Action item
Every line holding the string "Trauung" should be copied out of the listing.

Data to use
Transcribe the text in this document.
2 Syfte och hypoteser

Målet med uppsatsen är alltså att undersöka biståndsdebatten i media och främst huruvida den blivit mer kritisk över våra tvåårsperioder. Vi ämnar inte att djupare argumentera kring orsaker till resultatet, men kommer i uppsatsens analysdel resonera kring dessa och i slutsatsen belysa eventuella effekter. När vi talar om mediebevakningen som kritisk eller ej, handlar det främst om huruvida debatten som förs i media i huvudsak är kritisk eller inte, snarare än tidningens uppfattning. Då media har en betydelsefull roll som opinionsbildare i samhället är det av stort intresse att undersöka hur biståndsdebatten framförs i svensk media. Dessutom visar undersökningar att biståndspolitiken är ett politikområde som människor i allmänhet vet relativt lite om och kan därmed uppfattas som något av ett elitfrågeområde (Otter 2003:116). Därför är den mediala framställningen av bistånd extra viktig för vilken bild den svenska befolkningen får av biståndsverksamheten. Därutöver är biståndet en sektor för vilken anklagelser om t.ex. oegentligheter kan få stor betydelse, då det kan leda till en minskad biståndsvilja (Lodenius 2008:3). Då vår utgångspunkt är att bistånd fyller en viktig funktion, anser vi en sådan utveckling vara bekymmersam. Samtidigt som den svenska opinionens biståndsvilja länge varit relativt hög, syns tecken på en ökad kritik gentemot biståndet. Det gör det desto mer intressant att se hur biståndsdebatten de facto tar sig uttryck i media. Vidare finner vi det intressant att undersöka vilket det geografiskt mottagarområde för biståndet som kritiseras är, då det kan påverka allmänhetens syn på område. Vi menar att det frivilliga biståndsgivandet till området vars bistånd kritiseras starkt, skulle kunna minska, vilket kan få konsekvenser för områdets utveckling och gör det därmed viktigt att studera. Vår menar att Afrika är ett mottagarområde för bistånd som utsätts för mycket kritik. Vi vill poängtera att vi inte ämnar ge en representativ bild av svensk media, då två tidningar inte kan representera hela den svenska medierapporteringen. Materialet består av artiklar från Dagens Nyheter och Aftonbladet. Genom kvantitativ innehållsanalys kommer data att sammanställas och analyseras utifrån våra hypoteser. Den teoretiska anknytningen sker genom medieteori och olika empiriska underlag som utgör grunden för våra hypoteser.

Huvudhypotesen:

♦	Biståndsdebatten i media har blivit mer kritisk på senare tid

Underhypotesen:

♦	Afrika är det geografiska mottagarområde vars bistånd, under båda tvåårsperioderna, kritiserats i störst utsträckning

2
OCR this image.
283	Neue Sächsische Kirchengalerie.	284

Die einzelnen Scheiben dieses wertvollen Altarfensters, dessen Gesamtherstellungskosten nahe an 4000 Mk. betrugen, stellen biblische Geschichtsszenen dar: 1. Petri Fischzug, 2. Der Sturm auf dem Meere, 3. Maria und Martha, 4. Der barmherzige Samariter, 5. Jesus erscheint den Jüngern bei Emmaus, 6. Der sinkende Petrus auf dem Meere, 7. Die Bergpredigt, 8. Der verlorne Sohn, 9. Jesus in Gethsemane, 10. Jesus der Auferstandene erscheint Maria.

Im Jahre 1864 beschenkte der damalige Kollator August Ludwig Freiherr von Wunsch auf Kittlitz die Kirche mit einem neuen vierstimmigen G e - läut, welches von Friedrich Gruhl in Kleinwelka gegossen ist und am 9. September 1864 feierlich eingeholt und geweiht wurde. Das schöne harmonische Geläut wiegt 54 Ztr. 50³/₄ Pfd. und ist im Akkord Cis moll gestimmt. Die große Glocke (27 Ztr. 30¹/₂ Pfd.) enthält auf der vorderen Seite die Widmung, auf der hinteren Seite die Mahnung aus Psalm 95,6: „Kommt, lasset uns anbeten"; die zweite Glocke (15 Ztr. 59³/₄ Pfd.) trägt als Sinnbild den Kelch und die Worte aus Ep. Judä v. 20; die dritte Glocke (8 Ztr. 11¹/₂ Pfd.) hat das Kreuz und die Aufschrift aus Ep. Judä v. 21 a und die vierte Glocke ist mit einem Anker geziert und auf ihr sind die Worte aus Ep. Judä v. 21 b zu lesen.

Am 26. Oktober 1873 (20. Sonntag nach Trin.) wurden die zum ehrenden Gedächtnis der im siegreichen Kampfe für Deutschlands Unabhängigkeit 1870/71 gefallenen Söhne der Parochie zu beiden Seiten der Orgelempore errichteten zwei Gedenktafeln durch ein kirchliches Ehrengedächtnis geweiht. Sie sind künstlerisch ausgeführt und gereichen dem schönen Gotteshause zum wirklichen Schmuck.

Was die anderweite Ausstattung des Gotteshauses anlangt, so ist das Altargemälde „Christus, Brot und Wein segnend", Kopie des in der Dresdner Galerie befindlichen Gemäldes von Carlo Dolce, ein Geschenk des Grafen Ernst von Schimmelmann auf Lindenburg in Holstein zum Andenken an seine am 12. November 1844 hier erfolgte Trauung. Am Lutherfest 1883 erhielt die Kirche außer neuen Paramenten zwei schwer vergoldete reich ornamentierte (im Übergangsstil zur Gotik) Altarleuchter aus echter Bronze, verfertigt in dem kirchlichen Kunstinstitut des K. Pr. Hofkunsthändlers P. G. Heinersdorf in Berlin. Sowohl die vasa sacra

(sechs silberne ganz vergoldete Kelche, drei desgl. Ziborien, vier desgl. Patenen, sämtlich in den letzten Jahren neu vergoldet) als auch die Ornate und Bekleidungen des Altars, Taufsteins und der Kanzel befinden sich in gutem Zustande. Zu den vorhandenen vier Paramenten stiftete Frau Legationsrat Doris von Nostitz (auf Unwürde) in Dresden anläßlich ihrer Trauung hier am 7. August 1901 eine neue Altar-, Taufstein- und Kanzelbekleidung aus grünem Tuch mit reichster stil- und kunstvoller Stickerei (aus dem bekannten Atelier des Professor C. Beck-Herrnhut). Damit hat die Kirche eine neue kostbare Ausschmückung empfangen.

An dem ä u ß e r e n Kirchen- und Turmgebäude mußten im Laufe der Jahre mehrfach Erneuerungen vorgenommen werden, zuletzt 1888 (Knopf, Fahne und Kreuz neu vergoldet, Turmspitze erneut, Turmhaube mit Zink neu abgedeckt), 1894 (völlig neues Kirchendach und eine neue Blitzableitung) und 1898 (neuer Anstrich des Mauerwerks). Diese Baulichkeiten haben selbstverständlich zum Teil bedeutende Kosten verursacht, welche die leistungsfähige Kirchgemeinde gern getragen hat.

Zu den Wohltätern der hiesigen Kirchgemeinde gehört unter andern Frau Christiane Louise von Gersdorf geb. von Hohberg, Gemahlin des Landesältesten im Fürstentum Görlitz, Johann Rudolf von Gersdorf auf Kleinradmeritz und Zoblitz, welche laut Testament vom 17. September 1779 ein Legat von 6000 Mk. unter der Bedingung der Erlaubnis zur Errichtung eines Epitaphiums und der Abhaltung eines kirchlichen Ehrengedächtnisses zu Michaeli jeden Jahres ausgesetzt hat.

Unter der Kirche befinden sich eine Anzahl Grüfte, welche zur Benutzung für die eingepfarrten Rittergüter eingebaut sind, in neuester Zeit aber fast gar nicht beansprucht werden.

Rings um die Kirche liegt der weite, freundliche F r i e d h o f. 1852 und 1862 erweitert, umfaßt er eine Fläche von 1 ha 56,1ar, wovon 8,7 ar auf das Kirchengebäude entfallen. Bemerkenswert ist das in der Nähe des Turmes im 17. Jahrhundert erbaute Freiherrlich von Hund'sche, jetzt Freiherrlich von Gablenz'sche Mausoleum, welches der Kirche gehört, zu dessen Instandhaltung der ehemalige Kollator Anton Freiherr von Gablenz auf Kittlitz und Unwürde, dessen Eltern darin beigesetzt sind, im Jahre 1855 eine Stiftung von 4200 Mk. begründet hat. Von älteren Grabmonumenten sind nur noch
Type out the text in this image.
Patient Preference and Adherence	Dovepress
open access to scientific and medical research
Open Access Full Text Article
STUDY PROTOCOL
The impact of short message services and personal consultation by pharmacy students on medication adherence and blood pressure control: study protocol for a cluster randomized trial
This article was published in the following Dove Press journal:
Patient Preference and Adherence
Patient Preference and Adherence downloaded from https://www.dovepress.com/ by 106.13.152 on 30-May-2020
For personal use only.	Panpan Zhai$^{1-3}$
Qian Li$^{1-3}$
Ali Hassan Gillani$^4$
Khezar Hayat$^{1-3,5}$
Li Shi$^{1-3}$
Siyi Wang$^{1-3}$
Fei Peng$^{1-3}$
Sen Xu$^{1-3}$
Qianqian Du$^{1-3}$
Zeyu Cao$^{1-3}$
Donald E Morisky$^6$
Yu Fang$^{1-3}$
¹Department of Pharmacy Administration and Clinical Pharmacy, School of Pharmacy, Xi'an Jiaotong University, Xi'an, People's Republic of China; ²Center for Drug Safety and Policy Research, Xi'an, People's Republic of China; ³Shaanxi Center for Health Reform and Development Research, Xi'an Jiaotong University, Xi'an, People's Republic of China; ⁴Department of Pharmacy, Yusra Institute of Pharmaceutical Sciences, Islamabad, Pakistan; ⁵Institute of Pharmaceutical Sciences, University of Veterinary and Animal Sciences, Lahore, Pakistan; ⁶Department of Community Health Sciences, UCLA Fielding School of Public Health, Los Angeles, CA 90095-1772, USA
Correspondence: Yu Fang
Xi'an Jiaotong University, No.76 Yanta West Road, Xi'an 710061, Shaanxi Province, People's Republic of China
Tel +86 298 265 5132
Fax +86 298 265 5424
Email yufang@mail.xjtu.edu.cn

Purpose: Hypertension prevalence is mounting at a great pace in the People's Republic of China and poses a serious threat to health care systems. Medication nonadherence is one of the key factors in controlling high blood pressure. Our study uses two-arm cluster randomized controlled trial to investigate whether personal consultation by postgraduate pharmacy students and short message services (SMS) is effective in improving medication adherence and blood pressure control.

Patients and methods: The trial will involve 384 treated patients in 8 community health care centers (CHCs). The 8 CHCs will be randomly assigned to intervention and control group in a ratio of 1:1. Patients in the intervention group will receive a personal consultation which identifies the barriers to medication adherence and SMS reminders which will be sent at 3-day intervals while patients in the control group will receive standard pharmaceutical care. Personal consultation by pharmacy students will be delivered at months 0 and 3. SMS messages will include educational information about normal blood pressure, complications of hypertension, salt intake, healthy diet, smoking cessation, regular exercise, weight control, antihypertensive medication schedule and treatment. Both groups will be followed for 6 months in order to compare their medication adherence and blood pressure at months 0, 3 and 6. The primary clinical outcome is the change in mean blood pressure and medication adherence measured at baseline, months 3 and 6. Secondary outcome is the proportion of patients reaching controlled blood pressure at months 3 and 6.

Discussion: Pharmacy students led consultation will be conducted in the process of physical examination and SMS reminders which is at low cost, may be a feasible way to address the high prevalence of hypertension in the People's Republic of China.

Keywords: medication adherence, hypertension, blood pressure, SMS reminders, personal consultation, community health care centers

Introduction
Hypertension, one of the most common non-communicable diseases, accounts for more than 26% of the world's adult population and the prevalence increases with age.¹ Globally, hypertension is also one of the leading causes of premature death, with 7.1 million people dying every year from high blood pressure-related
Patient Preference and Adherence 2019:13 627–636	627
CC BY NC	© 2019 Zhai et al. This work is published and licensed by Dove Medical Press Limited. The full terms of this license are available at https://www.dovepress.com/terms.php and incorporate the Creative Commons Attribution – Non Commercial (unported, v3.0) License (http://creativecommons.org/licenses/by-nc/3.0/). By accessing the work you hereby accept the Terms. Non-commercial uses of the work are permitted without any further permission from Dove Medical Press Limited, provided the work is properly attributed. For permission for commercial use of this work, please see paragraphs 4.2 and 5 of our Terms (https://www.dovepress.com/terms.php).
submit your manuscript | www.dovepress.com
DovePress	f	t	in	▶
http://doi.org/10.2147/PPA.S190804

Output of the task
Was die anderweite Ausstattung des Gotteshauses anlangt, so ist das Altargemälde „Christus, Brot und Wein segnend", Kopie des in der Dresdner Galerie befindlichen Gemäldes von Carlo Dolce, ein Geschenk des Grafen Ernst von Schimmelmann auf Lindenburg in Holstein zum Andenken an seine am 12. November 1844 hier erfolgte Trauung. Am Lutherfest 1883 erhielt die Kirche außer neuen Paramenten zwei schwer vergoldete reich ornamentierte (im Übergangsstil zur Gotik) Altarleuchter aus echter Bronze, verfertigt in dem kirchlichen Kunstinstitut des K. Pr. Hofkunsthändlers P. G. Heinersdorf in Berlin. Sowohl die vasa sacra
(sechs silberne ganz vergoldete Kelche, drei desgl. Ziborien, vier desgl. Patenen, sämtlich in den letzten Jahren neu vergoldet) als auch die Ornate und Bekleidungen des Altars, Taufsteins und der Kanzel befinden sich in gutem Zustande. Zu den vorhandenen vier Paramenten stiftete Frau Legationsrat Doris von Nostitz (auf Unwürde) in Dresden anläßlich ihrer Trauung hier am 7. August 1901 eine neue Altar-, Taufstein- und Kanzelbekleidung aus grünem Tuch mit reichster stil- und kunstvoller Stickerei (aus dem bekannten Atelier des Professor C. Beck-Herrnhut). Damit hat die Kirche eine neue kostbare Ausschmückung empfangen.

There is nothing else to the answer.